## Aangeleverde tekst
Conclusie van de rechtbank
Toerekeningsvatbaarheid
De psychiater en psycholoog hebben geen eenduidig gedragsdeskundig oordeel kunnen geven over de mate van toerekenen. De psycholoog heeft geadviseerd om verdachte de aan haar verweten feiten in verminderde mate toe te rekenen omdat zij vanwege haar persoonlijkheidsontwikkeling onvoldoende mogelijkheden had om haar gedrag tussentijds bij te sturen, beslissingen te heroverwegen en andere keuzes te maken. De rechtbank neemt dit advies over.
Passende straf/maatregel
Bij het bepalen van de hoogte van de straf heeft de rechtbank aansluiting gezocht bij de Landelijke Oriëntatiepunten voor Straftoemeting (LOVS) bij jeugdigen. Gelet daarop zou voor een overval in een woning een onvoorwaardelijke jeugddetentie voor de duur van 6 maanden passend zijn, waarbij strafverzwarende omstandigheden aanleiding kunnen zijn om de strafmaat te verhogen. De rechtbank weegt als strafverzwarend mee dat de beroving door twee personen (in vereniging) is gepleegd, dat het slachtoffer is vastgebonden, met een mes is bedreigd en dat er fysiek geweld heeft plaatsgevonden. Verder gaat de rechtbank ervan uit dat er sprake was van een vooropgezet plan, waarbij het de bedoeling was om aangever geld afhandig te maken zonder dat daar een tegenprestatie tegenover stond. De rechtbank houdt in het voordeel van verdachte rekening met haar jeugdige leeftijd en de bij haar vastgestelde stoornissen. Verder heeft de rechtbank in haar oordeel laten meewegen dat de bij verdachte betrokken jeugdbeschermer heeft aangegeven dat zij na de laatste schorsing, een wezenlijke positieve verandering bij verdachte heeft gezien en dat de begeleider van verdachte vanuit woongroep [woongroep] zeer positief is over verdachte en haar inzet op de groep. Ook de omstandigheid dat verdachte langere tijd in het kader van de schorsing van de voorlopige hechtenis onder elektronisch toezicht heeft gestaan, weegt de rechtbank in het kader van de straftoemeting mee.
Alles afwegend is de rechtbank van oordeel dat een onvoorwaardelijke jeugddetentie voor de duur van de tijd die zij in verzekering en in voorlopige hechtenis heeft gezeten passend is. De rechtbank gaat er daarbij vanuit dat verdachte in totaal 171 dagen in verzekering en voorlopige hechtenis heeft doorgebracht.

## Getoonde gegevens
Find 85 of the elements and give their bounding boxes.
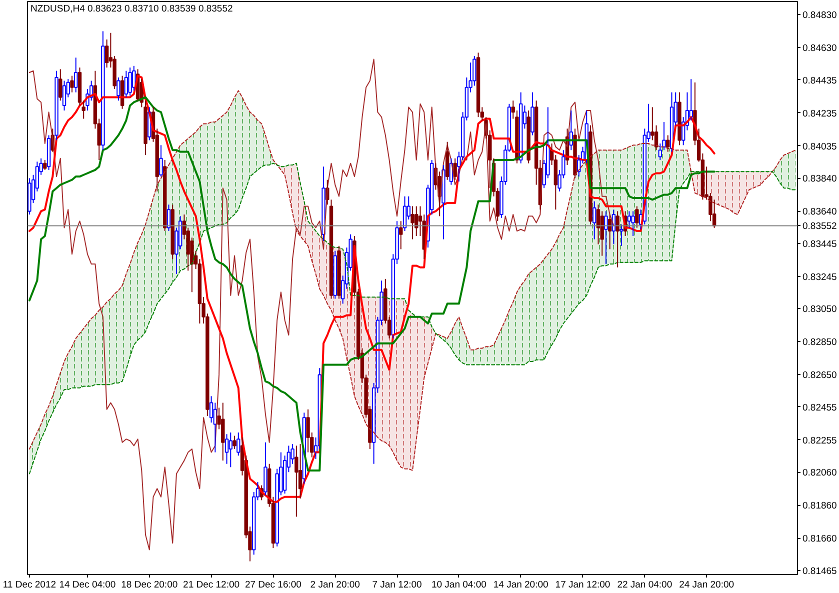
x-tick-label: 24 Jan 20:00	[679, 580, 734, 590]
candlestick	[198, 258, 202, 324]
candlestick	[515, 110, 519, 164]
y-tick-label: 0.82455	[802, 402, 837, 414]
y-tick-label: 0.82850	[802, 337, 837, 348]
candlestick	[290, 444, 294, 464]
x-tick-label: 11 Dec 2012	[2, 580, 56, 590]
x-tick-label: 18 Dec 20:00	[121, 580, 178, 590]
candlestick	[410, 206, 414, 240]
candlestick	[282, 455, 287, 494]
candlestick	[163, 160, 167, 232]
candlestick	[337, 245, 341, 300]
y-tick-label: 0.84235	[802, 108, 837, 120]
candlestick	[604, 210, 608, 265]
x-tick-label: 22 Jan 04:00	[617, 580, 672, 590]
candlestick	[112, 55, 116, 90]
candlestick	[275, 468, 279, 547]
y-tick-label: 0.83640	[802, 206, 837, 218]
x-tick-label: 2 Jan 20:00	[310, 580, 360, 590]
candlestick	[472, 55, 476, 86]
candlestick	[526, 110, 530, 164]
candlestick	[445, 141, 450, 180]
x-tick-label: 10 Jan 04:00	[431, 580, 486, 590]
y-tick-label: 0.83840	[802, 174, 837, 185]
y-tick-label: 0.82255	[802, 435, 837, 446]
candlestick	[600, 210, 604, 256]
chart-title: NZDUSD,H4 0.83623 0.83710 0.83539 0.83552	[30, 4, 233, 14]
candlestick	[708, 192, 712, 222]
y-tick-label: 0.82650	[802, 370, 837, 382]
candlestick	[306, 408, 310, 453]
candlestick	[74, 57, 78, 93]
x-tick-label: 21 Dec 12:00	[183, 580, 240, 590]
x-tick-label: 17 Jan 12:00	[555, 580, 610, 590]
candlestick	[221, 402, 225, 462]
x-tick-label: 27 Dec 16:00	[244, 580, 302, 590]
candlestick	[116, 76, 120, 102]
x-tick-label: 14 Jan 20:00	[493, 580, 548, 590]
ref-line-label: 0.83552	[802, 221, 837, 232]
y-tick-label: 0.81860	[802, 500, 837, 512]
candlestick	[453, 158, 457, 180]
y-tick-label: 0.84830	[802, 10, 837, 22]
y-tick-label: 0.83245	[802, 272, 837, 283]
candlestick	[54, 70, 58, 141]
y-tick-label: 0.81660	[802, 534, 837, 545]
candlestick	[476, 52, 480, 118]
candlestick	[631, 210, 635, 236]
y-tick-label: 0.84435	[802, 75, 837, 86]
candlestick	[442, 164, 446, 240]
candlestick	[228, 432, 232, 468]
y-tick-label: 0.82060	[802, 468, 837, 479]
candlestick	[128, 67, 132, 96]
candlestick	[28, 178, 32, 216]
candlestick	[70, 75, 74, 93]
candlestick	[678, 92, 682, 146]
candlestick	[666, 134, 670, 152]
candlestick	[58, 68, 62, 102]
candlestick	[62, 80, 66, 111]
candlestick	[209, 396, 214, 424]
candlestick	[232, 435, 236, 450]
candlestick	[658, 143, 662, 161]
y-tick-label: 0.83050	[802, 304, 837, 316]
y-tick-label: 0.83445	[802, 238, 837, 250]
candlestick	[530, 92, 534, 136]
candlestick	[46, 134, 51, 170]
line-series	[28, 58, 614, 550]
candlestick	[124, 70, 128, 98]
candlestick	[101, 30, 105, 151]
candlestick	[170, 204, 174, 260]
candlestick	[78, 67, 82, 106]
candlestick	[616, 210, 620, 268]
y-tick-label: 0.84035	[802, 141, 837, 152]
candlestick	[252, 491, 256, 556]
candlestick	[322, 166, 326, 242]
x-tick-label: 7 Jan 12:00	[372, 580, 422, 590]
candlestick	[662, 122, 666, 151]
candlestick	[236, 432, 240, 456]
candlestick	[224, 434, 229, 464]
y-tick-label: 0.81465	[802, 566, 837, 577]
y-tick-label: 0.84630	[802, 43, 837, 54]
candlestick	[333, 250, 337, 300]
candlestick	[592, 200, 596, 240]
x-tick-label: 14 Dec 04:00	[59, 580, 116, 590]
candlestick	[132, 65, 136, 92]
candlestick	[294, 445, 298, 518]
candlestick	[264, 442, 268, 496]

## Vragen en opdrachten
**1.** Vat de alinea uit de aangeleverde tekst die begint met „De psychiater en psycholoog hebben” samen in twee zinnen en behoud daarbij de hoofdpunten.
**2.** Breid de aangeleverde tekst over de strafbepaling uit met een vervolg dat aansluit op de laatste zin.
De lijst is afzonderlijk materiaal en staat los van de aangeleverde tekst.

## Antwoorden per opdracht
**1.** De psychiater en psycholoog konden geen eenduidig oordeel geven over de mate van toerekenen. De psycholoog adviseerde verminderde toerekening, omdat verdachte door haar persoonlijkheidsontwikkeling onvoldoende mogelijkheden had om haar gedrag bij te sturen, beslissingen te heroverwegen en andere keuzes te maken, en de rechtbank nam dat advies over.

**2.**
Daarnaast zal de rechtbank aan verdachte, in lijn met het advies van de psycholoog, de Raad en de Jeugdbescherming en anders dan de psychiater heeft geadviseerd en door de raadsman van verdachte is bepleit, een voorwaardelijke PIJ-maatregel opleggen. Redengevend daarvoor is het volgende. Het is duidelijk dat er bij de deskundigen en de betrokken hulpverleners grote zorgen zijn of verdachte wel gaat meewerken aan de zeer noodzakelijk geachte behandeling. Gebleken is dat al langere tijd is geprobeerd om verdachte in positieve zin te veranderen, maar dat dit ondanks de inzet van diverse vormen van hulpverlening niet is gelukt. Verdachte is zelfbepalend, ervaart geen lijdensdruk en heeft daardoor geen hulpvraag. Ook een voorwaardelijke jeugddetentie heeft verdachte er niet van weerhouden om opnieuw een ernstig strafbaar feit te plegen. Deze omstandigheden, in onderlinge samenhang bezien, maken dat de rechtbank het passend en geboden acht een voorwaardelijke PIJ-maatregel op te leggen. De rechtbank acht daarmee de kans het grootst dat bij verdachte een daadwerkelijke gedragsverandering op gang komt en het recidiverisico wordt beperkt.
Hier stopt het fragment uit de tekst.